__Texto fornecido__:

+ + + + +

Dia 26/Jul fui convidado pelo amigo Elizeu Custódio para acompanhá-lo em um workshop de contra-baixo que aconteceria na sede da Assembléia de Deus Ministério de Santos. A formação proposta: um trio – teclado, baixo e bateria.
Ensaiamos alguns temas, acertamos alguns detalhes e fomos.
Ao chegar lá tive uma grande surpresa, encontrei muitas pessoas que tocaram comigo e aprenderam junto comigo a ter amor pela música. Encontrei com músicos que eram praticamente crianças quando eu participava mais ativamente dos movimentos das bandas intituladas “gospel” na baixada santista, ministrando workshops, tocando algumas músicas muito legais, respondendo as duvidas que surgiram. Pude perceber duas coisas: estou ficando velho e o que foi dito por Marcus Witt em seu livro “O que faremos com estes músicos?” é pura verdade: “Deus está levantando uma geração de adoradores (ou músicos como queira) com qualidade técnica e que querem fazer o melhor...”.
Realmente o nível musical da galera tem aumentado o que me deixou muito feliz e renovou a esperança na perpetuação da boa música. Mas quero aproveitar pra compartilhar uma opinião: somos músicos e temos que ter em mente de forma bem clara nossa relação com esta arte. A música é algo divino, grandioso e indomável, uma ciência que jamais alguém poderá dizer que domina, uma das formas mais sensíveis e agradáveis de adoração à Deus (o autor), uma ferramenta complexa e completa de expressão e uma profissão honrosa que exige sacrifício pessoal e disposição para se alcançar um nível considerável.
Deixo meu incentivo a você que se dedica não só a música, mas a qualquer tipo de arte: empenhe-se, dê o melhor de si, sinta-se livre para expressar em notas, traços ou formas àquilo que a sua inspiração colocou dentro de você. Vá em frente!

+ + + + +

__Dados de segmentação da página__:

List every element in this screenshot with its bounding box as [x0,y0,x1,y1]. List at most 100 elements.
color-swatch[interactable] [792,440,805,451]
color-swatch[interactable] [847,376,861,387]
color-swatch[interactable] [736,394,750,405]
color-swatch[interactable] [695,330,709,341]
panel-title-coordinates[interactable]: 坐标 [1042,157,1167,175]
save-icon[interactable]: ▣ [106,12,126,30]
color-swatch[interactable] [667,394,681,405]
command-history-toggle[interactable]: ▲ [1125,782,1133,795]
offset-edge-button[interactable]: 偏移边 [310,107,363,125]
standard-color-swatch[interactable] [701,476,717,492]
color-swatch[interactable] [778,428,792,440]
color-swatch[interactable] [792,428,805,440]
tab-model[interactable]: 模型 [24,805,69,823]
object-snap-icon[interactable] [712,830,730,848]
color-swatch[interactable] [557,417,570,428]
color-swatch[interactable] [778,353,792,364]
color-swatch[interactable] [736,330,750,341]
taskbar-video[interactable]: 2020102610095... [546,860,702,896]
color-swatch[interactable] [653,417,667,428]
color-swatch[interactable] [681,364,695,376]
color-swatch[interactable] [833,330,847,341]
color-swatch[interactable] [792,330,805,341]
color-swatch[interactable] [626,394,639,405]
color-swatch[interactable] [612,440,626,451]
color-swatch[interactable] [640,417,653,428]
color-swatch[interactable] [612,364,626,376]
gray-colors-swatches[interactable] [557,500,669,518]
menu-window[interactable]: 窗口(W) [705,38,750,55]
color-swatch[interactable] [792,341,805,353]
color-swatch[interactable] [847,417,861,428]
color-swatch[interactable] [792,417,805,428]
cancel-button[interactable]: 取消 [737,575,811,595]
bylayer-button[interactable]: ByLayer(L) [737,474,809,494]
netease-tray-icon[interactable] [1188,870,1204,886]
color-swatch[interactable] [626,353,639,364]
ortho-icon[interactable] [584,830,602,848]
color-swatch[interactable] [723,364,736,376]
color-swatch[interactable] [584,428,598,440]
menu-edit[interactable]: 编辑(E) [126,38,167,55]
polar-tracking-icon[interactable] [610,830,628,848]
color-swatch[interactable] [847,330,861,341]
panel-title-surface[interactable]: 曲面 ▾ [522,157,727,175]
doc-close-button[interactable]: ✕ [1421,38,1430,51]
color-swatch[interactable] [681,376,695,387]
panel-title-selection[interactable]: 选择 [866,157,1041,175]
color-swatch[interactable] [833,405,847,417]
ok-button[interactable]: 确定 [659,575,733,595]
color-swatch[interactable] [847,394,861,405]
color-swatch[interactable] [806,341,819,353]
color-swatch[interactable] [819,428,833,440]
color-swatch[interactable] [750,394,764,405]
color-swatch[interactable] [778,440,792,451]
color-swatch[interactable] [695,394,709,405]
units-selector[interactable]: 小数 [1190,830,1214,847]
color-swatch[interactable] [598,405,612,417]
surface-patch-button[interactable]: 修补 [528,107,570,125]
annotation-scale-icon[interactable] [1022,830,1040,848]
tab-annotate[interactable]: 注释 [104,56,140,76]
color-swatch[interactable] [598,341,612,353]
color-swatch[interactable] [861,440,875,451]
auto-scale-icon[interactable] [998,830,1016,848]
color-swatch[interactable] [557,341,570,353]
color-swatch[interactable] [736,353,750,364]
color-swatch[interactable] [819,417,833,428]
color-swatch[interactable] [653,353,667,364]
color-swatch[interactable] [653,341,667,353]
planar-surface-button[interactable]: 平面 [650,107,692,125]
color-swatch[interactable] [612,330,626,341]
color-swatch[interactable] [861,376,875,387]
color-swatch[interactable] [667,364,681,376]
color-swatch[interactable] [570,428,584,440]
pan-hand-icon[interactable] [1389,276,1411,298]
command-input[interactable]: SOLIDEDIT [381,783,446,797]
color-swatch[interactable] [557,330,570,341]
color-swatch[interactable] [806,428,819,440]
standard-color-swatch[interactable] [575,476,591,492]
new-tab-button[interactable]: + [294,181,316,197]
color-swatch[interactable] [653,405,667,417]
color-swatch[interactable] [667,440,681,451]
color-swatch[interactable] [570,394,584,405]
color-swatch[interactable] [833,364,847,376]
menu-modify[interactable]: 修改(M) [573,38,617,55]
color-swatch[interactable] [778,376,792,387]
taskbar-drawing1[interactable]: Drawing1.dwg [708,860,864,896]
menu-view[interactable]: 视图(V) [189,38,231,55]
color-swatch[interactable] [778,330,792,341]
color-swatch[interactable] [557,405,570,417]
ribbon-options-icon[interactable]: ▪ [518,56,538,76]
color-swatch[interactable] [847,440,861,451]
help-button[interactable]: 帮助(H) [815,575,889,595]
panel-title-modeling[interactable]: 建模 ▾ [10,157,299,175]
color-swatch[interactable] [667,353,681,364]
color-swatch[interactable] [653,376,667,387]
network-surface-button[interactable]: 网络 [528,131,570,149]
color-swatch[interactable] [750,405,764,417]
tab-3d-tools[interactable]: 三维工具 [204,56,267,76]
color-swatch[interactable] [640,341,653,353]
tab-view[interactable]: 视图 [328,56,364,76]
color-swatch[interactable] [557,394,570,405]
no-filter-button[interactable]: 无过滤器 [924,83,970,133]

+ + + + +

__Enunciado__: Por favor, reescreva o trecho do relato sobre o workshop de contrabaixo entre "Realmente o nível" e "um nível considerável.", inclusive, trocando "galera" por "turma". Os itens constituem um material separado.

__Resolução__:
Realmente o nível musical da turma tem aumentado o que me deixou muito feliz e renovou a esperança na perpetuação da boa música. Mas quero aproveitar pra compartilhar uma opinião: somos músicos e temos que ter em mente de forma bem clara nossa relação com esta arte. A música é algo divino, grandioso e indomável, uma ciência que jamais alguém poderá dizer que domina, uma das formas mais sensíveis e agradáveis de adoração à Deus (o autor), uma ferramenta complexa e completa de expressão e uma profissão honrosa que exige sacrifício pessoal e disposição para se alcançar um nível considerável.